◆ Exercise objective ◆
Copy out all the entries exactly.

⟨

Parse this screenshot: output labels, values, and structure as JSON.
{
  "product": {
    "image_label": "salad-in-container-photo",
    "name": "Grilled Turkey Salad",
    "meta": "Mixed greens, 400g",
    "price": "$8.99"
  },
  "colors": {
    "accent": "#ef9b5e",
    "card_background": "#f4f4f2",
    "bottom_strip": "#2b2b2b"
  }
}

⟩

◆ Output ◆
Parse this screenshot: output labels, values, and structure as JSON.
{
  "product": {
    "image_label": "salad-in-container-photo",
    "name": "Grilled Turkey Salad",
    "meta": "Mixed greens, 400g",
    "price": "$8.99"
  },
  "colors": {
    "accent": "#ef9b5e",
    "card_background": "#f4f4f2",
    "bottom_strip": "#2b2b2b"
  }
}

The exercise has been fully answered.